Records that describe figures
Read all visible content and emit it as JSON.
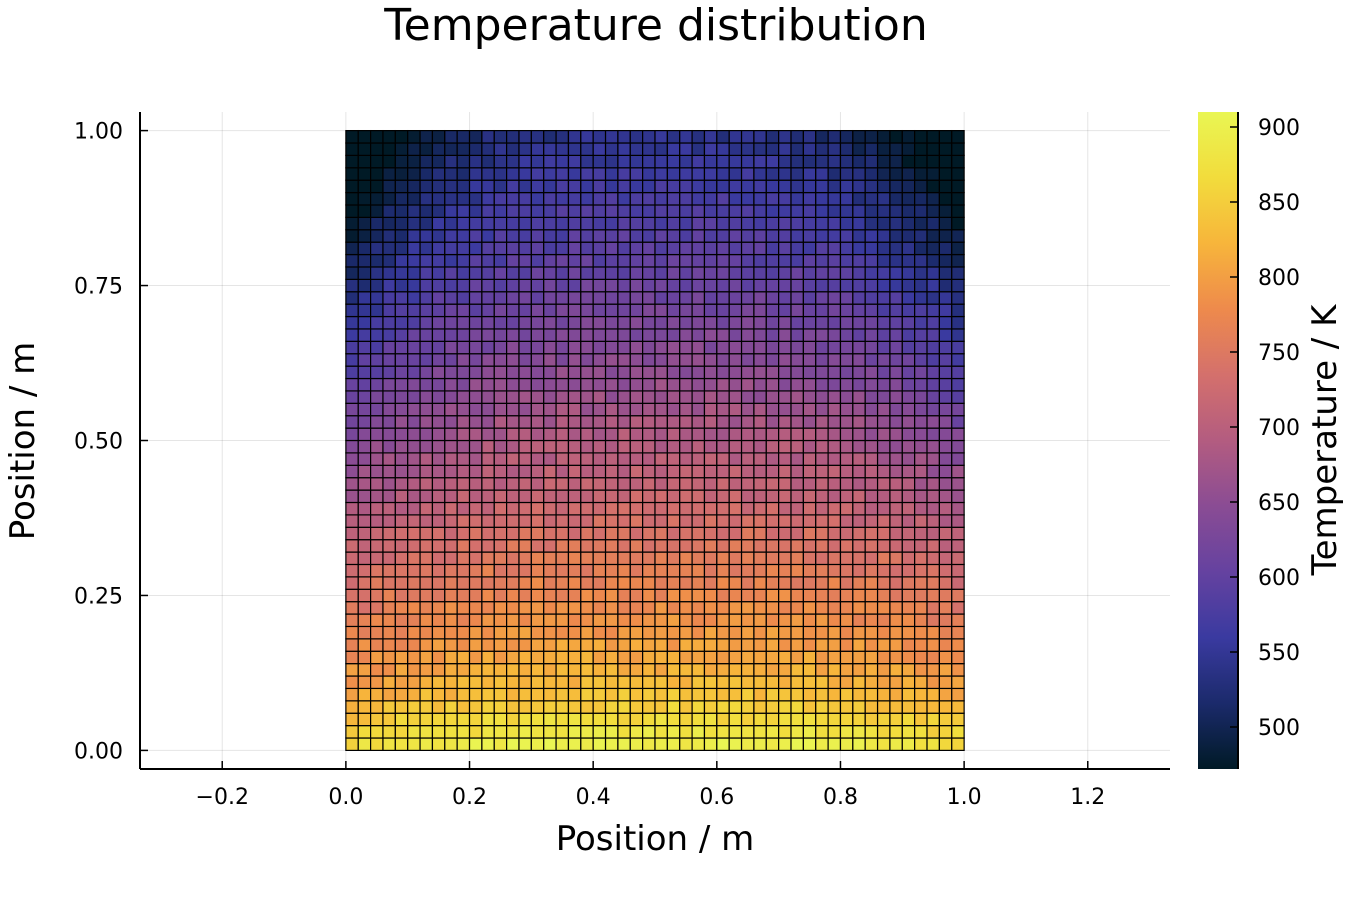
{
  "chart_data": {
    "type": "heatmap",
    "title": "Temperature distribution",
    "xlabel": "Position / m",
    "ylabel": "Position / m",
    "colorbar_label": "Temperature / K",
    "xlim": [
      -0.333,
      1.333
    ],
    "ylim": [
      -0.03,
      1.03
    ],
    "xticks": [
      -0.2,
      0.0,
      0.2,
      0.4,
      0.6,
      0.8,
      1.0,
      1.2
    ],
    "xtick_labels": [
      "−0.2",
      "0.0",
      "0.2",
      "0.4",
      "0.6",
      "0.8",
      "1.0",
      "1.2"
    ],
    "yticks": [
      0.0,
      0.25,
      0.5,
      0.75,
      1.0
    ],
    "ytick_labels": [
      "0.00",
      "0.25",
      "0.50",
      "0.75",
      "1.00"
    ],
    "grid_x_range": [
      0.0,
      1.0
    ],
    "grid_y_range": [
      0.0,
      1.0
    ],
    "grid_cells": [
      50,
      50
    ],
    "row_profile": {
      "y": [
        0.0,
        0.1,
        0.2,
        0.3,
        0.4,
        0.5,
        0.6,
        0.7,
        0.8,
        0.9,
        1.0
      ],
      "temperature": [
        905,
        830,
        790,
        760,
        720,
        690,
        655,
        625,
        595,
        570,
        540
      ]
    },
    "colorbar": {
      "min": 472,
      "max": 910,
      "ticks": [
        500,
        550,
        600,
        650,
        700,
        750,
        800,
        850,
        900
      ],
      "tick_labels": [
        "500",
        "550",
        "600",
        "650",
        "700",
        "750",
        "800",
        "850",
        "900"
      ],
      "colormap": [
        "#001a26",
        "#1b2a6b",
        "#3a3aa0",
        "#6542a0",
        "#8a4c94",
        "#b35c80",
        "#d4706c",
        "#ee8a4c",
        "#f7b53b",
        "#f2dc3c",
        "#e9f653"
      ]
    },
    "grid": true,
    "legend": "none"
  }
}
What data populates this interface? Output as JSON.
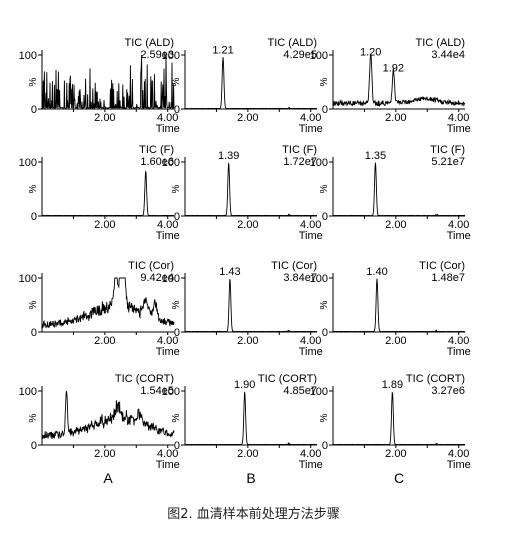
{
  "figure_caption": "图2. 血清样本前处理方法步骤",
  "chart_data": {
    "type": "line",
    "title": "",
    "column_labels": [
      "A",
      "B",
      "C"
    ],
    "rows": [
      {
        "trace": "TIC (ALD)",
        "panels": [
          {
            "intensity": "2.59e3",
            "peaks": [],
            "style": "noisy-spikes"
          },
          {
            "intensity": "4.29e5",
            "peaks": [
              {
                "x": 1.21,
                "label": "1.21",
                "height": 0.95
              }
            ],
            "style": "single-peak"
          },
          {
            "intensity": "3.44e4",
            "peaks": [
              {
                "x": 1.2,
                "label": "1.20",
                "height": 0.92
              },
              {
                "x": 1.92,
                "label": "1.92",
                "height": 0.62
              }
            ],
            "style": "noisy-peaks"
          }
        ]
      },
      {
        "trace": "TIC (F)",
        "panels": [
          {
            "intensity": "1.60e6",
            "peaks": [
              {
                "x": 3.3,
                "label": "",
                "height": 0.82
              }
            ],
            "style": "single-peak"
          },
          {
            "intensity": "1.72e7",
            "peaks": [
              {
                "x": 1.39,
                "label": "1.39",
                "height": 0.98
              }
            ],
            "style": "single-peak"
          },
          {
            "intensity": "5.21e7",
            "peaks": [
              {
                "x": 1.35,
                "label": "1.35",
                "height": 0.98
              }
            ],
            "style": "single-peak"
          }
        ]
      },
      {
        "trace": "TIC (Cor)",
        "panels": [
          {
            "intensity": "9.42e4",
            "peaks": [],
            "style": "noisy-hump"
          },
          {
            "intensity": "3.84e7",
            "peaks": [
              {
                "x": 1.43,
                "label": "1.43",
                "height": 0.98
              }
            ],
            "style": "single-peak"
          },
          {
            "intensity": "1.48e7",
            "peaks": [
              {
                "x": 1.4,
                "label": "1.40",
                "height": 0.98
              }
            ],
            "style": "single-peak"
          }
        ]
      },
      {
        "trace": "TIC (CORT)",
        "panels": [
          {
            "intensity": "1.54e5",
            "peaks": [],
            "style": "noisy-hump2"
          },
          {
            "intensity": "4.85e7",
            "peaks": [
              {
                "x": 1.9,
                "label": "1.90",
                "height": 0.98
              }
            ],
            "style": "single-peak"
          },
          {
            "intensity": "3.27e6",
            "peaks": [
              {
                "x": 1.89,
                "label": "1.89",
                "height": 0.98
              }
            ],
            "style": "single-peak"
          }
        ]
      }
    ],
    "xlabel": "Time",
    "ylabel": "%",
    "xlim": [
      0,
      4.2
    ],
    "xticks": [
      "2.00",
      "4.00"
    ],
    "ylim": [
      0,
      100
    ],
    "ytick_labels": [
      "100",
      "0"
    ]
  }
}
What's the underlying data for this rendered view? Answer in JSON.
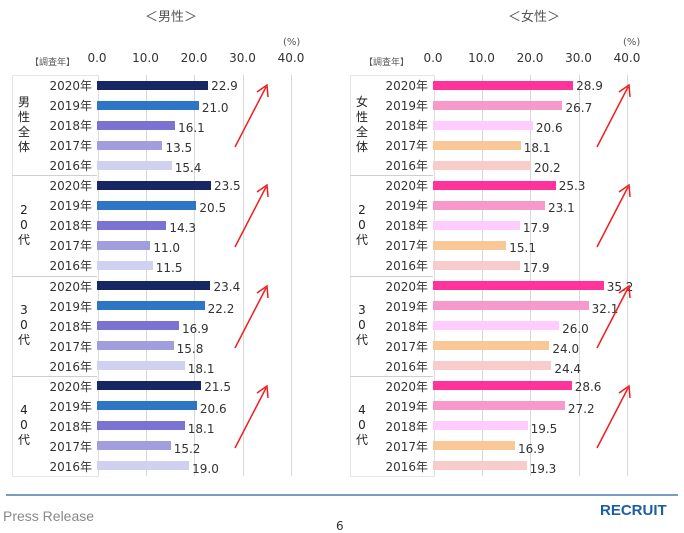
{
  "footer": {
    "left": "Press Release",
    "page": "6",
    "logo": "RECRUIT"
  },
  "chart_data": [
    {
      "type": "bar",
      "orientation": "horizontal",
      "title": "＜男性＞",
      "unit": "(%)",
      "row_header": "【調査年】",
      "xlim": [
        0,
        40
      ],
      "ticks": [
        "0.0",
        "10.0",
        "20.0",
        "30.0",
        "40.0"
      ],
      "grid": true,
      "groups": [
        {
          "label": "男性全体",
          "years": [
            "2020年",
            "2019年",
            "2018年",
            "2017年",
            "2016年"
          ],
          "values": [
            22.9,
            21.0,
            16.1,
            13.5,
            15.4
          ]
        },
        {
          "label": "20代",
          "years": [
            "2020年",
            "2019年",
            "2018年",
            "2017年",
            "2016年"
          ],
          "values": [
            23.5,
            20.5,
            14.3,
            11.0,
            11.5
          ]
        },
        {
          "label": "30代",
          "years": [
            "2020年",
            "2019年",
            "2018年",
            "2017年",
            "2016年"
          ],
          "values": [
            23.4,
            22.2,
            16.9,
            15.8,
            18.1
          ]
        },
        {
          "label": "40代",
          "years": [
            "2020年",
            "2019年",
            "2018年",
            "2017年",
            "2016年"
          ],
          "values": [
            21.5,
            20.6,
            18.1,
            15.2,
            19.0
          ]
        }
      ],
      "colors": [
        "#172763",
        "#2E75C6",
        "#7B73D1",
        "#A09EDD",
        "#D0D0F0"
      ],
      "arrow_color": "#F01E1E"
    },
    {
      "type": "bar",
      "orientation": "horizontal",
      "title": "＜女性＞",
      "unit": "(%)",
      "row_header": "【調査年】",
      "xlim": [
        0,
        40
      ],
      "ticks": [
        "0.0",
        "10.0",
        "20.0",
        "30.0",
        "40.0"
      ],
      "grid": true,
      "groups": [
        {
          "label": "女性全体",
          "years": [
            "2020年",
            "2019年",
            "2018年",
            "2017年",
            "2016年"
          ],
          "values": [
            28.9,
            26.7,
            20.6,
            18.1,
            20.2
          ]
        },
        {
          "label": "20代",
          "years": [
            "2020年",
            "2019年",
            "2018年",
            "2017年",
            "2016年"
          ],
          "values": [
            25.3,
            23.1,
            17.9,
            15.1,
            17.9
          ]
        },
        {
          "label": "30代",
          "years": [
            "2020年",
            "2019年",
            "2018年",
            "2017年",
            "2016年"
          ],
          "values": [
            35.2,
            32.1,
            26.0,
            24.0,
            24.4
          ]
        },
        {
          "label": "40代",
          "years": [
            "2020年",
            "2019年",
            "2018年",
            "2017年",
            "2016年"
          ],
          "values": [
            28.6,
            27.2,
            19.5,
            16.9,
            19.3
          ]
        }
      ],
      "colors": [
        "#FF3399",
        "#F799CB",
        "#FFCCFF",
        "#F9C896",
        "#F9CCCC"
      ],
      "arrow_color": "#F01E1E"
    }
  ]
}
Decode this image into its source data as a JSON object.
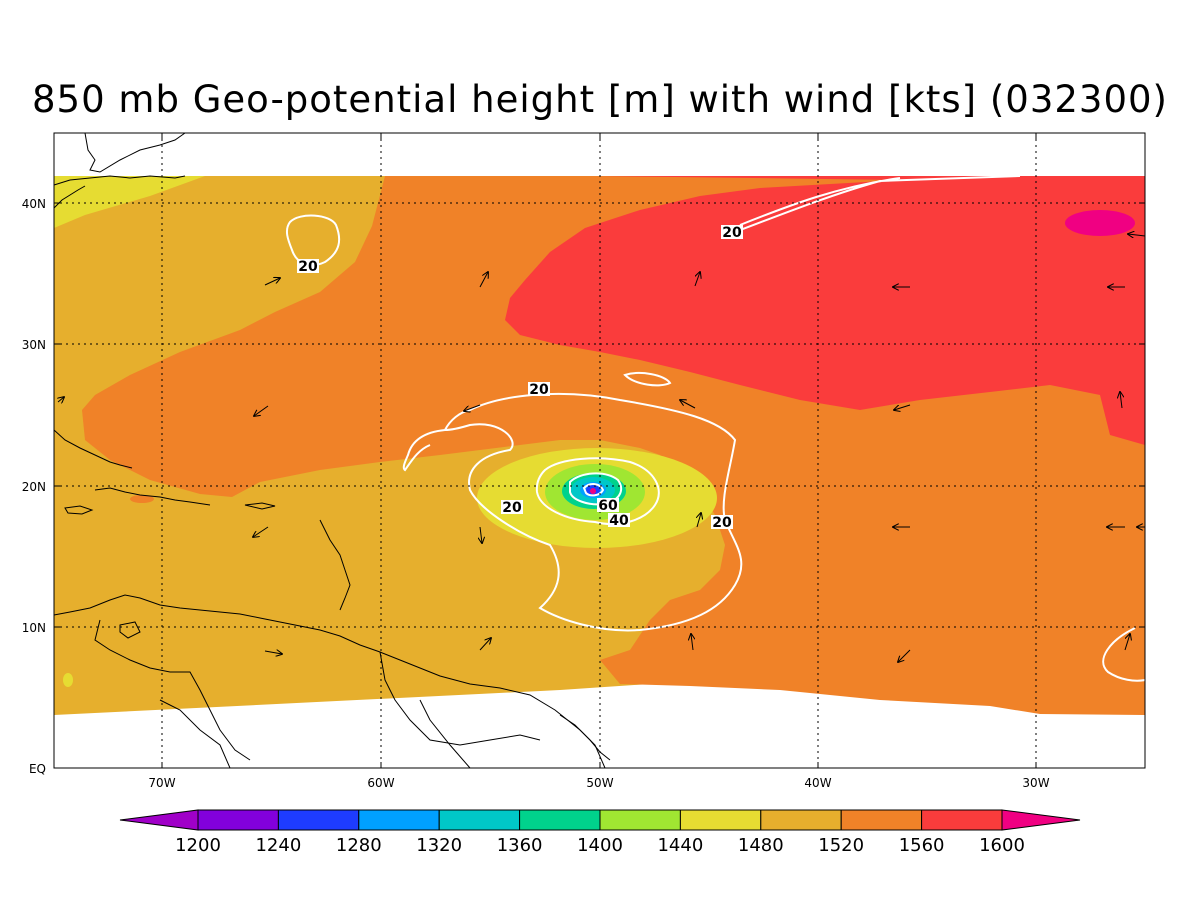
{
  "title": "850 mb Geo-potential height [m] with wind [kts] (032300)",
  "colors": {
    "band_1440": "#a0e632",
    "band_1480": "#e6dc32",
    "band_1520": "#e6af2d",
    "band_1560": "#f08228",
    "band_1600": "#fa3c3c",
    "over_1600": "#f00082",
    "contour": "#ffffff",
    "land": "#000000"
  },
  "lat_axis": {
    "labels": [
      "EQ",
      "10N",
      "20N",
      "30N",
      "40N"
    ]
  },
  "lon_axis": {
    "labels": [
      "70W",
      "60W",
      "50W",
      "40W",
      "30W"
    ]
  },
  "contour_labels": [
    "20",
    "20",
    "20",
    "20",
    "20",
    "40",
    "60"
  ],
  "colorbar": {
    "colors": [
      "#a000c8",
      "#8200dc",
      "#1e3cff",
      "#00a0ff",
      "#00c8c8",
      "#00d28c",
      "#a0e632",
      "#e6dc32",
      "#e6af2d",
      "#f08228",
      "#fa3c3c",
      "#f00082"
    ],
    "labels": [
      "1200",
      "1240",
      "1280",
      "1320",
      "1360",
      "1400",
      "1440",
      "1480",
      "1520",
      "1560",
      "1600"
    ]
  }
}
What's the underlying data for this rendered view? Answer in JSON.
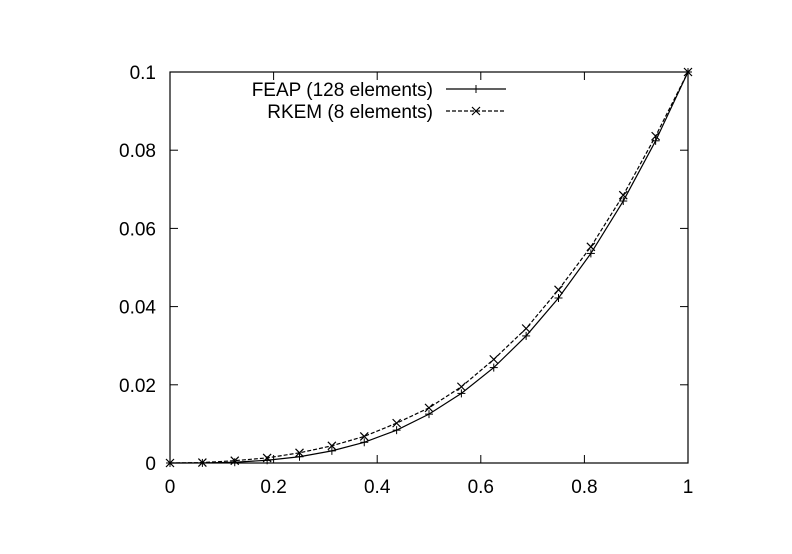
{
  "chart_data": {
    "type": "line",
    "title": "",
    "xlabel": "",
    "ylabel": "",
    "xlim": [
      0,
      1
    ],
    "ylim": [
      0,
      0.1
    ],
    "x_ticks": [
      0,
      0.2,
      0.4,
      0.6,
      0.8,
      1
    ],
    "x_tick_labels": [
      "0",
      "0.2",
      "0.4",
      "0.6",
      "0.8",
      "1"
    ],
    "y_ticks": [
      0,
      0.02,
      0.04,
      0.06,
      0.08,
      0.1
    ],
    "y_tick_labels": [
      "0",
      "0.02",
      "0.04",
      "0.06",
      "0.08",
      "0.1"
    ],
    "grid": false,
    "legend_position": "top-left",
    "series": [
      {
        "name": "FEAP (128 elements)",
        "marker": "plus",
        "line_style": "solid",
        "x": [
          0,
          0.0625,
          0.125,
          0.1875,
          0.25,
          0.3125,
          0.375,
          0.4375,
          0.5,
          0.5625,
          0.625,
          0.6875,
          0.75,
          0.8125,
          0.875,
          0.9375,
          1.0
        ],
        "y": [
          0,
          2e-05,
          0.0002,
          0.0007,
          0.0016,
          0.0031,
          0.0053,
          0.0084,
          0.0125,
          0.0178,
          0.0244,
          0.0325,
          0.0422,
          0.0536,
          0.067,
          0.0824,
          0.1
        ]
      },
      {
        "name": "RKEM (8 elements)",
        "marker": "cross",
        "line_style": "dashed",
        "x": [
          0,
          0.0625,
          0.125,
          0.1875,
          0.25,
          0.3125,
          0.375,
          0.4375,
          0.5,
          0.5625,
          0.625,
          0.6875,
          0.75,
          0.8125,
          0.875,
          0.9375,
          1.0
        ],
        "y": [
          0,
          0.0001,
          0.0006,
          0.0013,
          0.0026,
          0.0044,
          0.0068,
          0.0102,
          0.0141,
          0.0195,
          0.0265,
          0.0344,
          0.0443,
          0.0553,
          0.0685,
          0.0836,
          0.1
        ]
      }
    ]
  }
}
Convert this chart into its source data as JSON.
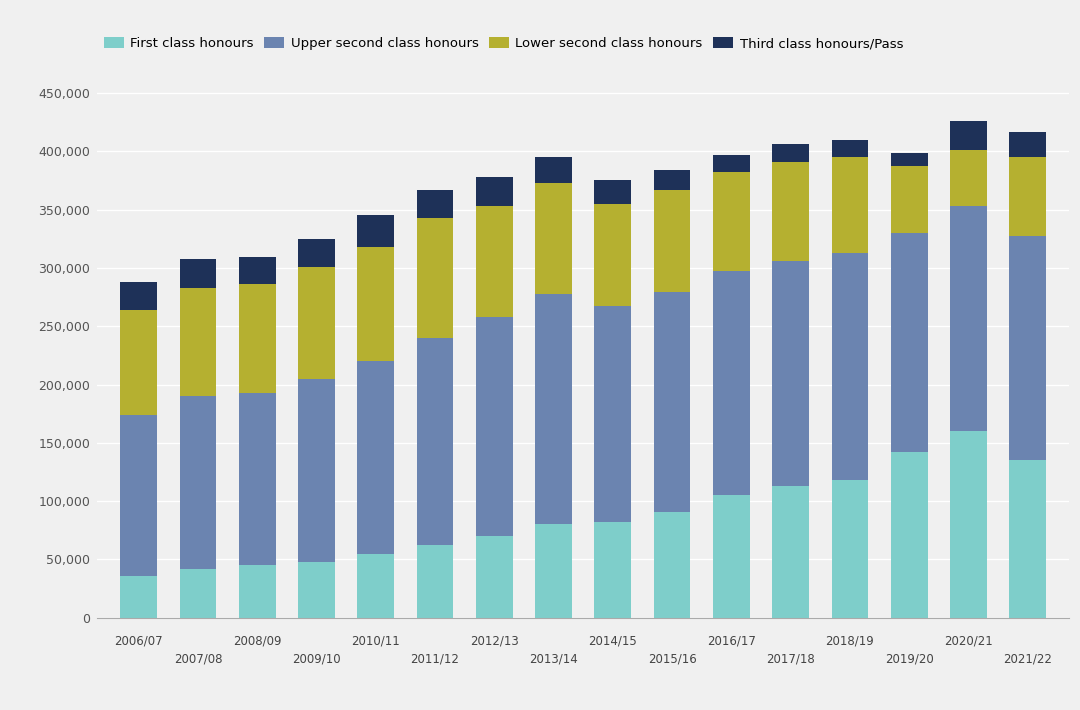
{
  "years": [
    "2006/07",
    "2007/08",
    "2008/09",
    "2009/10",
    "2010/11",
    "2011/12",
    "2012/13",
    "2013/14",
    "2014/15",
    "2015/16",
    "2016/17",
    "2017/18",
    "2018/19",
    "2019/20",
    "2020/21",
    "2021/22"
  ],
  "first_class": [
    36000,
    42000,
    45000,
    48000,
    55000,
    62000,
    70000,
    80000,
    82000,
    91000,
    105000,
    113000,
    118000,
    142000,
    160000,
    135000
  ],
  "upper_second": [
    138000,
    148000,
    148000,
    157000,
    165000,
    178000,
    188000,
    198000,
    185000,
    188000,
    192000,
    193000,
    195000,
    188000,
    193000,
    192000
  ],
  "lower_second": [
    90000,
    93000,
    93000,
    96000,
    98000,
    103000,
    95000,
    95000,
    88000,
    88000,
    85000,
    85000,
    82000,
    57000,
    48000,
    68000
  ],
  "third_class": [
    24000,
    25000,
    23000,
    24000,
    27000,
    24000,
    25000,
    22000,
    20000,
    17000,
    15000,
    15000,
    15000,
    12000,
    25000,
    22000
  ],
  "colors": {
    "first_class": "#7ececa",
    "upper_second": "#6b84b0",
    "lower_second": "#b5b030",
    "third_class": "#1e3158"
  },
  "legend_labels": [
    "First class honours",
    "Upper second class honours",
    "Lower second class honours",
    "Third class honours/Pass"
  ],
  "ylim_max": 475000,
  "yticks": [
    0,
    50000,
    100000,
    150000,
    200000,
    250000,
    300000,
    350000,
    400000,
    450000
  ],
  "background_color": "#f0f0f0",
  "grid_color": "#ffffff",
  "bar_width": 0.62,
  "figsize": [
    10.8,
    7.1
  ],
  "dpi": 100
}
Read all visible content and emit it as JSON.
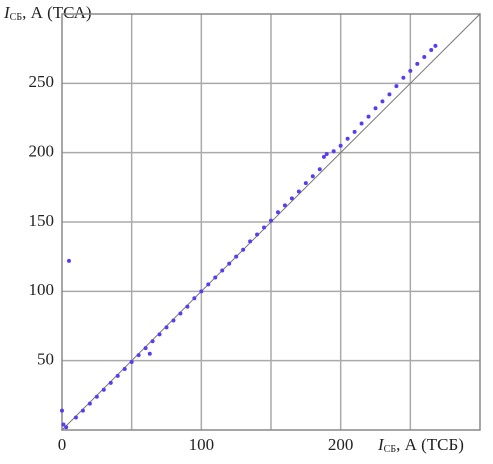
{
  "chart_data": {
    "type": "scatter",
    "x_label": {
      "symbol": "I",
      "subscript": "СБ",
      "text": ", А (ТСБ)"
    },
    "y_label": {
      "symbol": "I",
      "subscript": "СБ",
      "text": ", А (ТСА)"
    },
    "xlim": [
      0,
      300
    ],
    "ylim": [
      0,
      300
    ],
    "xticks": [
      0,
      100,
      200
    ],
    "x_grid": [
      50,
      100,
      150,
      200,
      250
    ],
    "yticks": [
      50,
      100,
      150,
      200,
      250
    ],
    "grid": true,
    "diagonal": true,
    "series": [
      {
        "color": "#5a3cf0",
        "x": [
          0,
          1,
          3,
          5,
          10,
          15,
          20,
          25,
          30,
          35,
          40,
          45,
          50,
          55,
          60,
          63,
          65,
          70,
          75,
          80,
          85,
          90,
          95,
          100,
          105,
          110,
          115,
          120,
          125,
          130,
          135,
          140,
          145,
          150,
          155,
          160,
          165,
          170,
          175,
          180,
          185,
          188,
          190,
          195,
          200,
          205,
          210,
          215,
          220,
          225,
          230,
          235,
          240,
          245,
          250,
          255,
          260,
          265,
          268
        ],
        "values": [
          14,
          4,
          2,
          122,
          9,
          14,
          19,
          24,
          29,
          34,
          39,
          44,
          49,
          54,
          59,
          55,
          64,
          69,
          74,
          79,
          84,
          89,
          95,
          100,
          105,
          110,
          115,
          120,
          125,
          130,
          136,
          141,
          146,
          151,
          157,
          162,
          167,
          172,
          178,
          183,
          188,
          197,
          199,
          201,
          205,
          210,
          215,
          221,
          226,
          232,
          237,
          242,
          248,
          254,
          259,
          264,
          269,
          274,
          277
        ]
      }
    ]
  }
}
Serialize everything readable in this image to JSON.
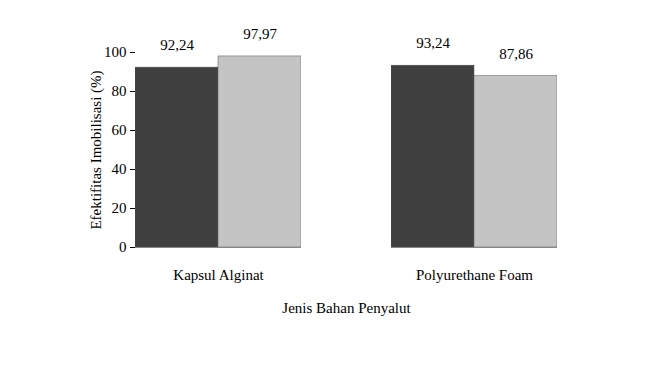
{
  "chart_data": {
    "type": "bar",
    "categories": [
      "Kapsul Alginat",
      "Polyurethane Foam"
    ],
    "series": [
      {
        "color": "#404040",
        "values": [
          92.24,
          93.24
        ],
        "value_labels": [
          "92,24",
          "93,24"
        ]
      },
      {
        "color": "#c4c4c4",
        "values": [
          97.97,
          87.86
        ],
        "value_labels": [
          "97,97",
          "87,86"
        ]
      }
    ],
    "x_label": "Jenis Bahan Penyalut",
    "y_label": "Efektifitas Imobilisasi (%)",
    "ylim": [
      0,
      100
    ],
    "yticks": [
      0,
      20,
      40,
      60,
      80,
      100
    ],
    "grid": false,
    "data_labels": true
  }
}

#### [Do this]
Gather all lines with the string "left" from the data.

#### [The output]
    "left": "Press Release",
    "legend_position": "top-left",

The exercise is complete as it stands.